Entries with figure data:
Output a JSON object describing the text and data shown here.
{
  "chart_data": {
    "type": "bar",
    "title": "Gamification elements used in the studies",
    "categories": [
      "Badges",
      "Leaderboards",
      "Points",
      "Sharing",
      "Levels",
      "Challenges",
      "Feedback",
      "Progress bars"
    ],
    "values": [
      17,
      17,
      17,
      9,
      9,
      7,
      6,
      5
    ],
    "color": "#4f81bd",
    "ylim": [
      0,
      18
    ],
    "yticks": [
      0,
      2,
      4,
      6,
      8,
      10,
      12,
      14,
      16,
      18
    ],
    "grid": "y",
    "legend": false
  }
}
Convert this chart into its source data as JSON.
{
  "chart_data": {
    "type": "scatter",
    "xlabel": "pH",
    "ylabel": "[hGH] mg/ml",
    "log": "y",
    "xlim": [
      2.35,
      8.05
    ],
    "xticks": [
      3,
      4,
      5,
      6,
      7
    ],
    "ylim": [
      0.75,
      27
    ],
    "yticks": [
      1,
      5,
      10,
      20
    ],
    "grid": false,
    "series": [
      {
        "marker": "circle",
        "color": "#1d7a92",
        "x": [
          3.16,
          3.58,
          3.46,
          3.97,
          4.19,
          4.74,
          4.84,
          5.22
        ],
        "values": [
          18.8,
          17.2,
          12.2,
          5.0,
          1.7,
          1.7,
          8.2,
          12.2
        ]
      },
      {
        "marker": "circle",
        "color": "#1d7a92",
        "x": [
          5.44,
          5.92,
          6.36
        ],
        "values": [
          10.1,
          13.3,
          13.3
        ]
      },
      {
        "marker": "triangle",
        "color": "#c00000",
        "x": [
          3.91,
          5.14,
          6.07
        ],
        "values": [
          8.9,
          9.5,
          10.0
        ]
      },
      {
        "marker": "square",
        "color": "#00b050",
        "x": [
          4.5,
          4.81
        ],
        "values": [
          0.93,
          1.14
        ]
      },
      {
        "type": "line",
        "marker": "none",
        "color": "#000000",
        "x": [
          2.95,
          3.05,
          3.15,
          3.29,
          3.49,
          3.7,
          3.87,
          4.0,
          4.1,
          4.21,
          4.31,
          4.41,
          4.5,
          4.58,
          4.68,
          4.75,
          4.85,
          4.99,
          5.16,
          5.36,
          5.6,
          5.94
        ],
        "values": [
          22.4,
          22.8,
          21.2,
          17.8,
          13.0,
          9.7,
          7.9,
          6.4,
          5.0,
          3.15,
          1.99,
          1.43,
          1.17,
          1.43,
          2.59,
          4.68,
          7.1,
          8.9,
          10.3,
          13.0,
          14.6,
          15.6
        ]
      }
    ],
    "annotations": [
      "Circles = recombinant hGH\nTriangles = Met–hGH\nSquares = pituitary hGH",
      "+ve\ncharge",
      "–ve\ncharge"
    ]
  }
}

Problem details ▸
Go through the records above and copy every line with the word "marker".

Exercise answer ▸
        "marker": "circle",
        "marker": "circle",
        "marker": "triangle",
        "marker": "square",
        "marker": "none",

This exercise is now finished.